> Problem set:
1) Decide whether each statement below agrees with the Josh Raby interview, answering yes or no and quoting the deciding words of the interview. (a) Raby made Local Air available to watch for free. (b) The weekly program "Best Buys" is still produced. (c) Raby watched Wayy Too Early with Jamie Cooper in the evenings after school.
2) Reproduce without change the part of the Josh Raby interview that opens with the words containing "BMD: This show" and closes with "earnest it all is.".
3) Answer these questions from the Josh Raby interview.
(a) How many episodes does Local Air have?
(b) What two roles does Alex Syler hold on the show?
(c) What is Jamie Cooper's show called now?

> Selected text:
☆ ☆ ☆ ☆ ☆
Home Is Where The Heart Aches: A Conversation With LOCAL AIR’s Josh Raby
Social media raconteur Josh Raby dropped a ten-episode digital series on Vimeo last week, called Local Air. Set around a catastrophic personal incident that happens live on public access television, it's a sad and hilarious portrait of small-town life from the point of view of those who're not only cursed to live it, but to draw a paycheck celebrating it. Josh has uploaded the series for free, partially in the hopes of attracting the attention of folks who might want to fund the creation of more of what he's putting down here. Mostly I think he just wants you to watch it.
I did, and I loved it. It’s a breezy binge-watch (some episodes are around 15 minutes), it’s got laughs and heart in equal measure, and most importantly it’s an original, uncut, unsponsored voice telling the story it wants to tell. I had a lot of thoughts upon finishing it, but rather than a straight review I wanted to talk it out with Josh himself. He was cool enough to go along with that plan, and in the following conversation I was knocked out by his passion, his thoughtful creative process, and his well-earned sense of pride in creating something wholly unique. Heads up that there are legitimate twists and turns in Josh’s handmade seriocomic small-town epic, so we’ll tread lightly around spoilers, but this interview will probably make more sense if you watch the show first. So definitely go do that.
BMD: This show made me nostalgic for public access! They don’t really make it in Philly anymore. Is it still produced out where you are?
Josh Raby: Not really. I'm sure it's not totally extinct, but the closest you usually get anymore is locally shot commercials. Alex Syler, the executive producer and editor on our show, was actually the camera guy for a little ad agency down here that did a weekly program called "Best Buys", which was our template for "Shoppin' Around with Gil Cotton!". But that died out nearly ten years ago. It's a shame. I love how earnest it all is.
When I was very young, there was a public access show out of Huntsville, Alabama called Wayy Too Early with Jamie Cooper. I was obsessed with it. I got up every morning before school to watch it. They'd talk about the most inane things, like local junior high softball scores, city council meetings, stuff like that. I never believed for a second the host was interested in any of it, but he very obviously believed he was making it interesting for you. (He's still going, by the way. Now his show is called Cooper & Company. I don't know where it airs, but every day I get a YouTube alert saying he's uploaded that morning's show, always in pristine standard def.)
I hate that it's died out. There's something really sweet but also totally bullshit about it, calling in to talk to some guy or gal on your television that you could just talk to at the supermarket later that day.
☆ ☆ ☆ ☆ ☆
> Data block:
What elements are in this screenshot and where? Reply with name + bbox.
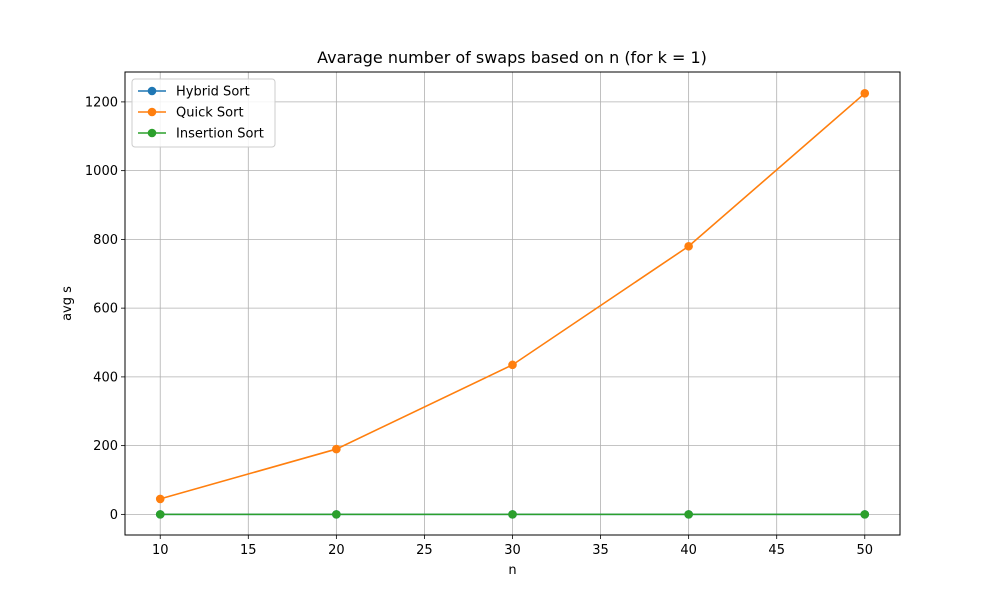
☆ ☆ ☆ ☆ ☆
> Task solutions:
1)
(a) Yes: "Josh has uploaded the series for free"
(b) No: "But that died out nearly ten years ago."
(c) No: "I got up every morning before school to watch it."

2)
BMD: This show made me nostalgic for public access! They don’t really make it in Philly anymore. Is it still produced out where you are?
Josh Raby: Not really. I'm sure it's not totally extinct, but the closest you usually get anymore is locally shot commercials. Alex Syler, the executive producer and editor on our show, was actually the camera guy for a little ad agency down here that did a weekly program called "Best Buys", which was our template for "Shoppin' Around with Gil Cotton!". But that died out nearly ten years ago. It's a shame. I love how earnest it all is.

3)
(a) Ten
(b) Executive producer and editor
(c) Cooper & Company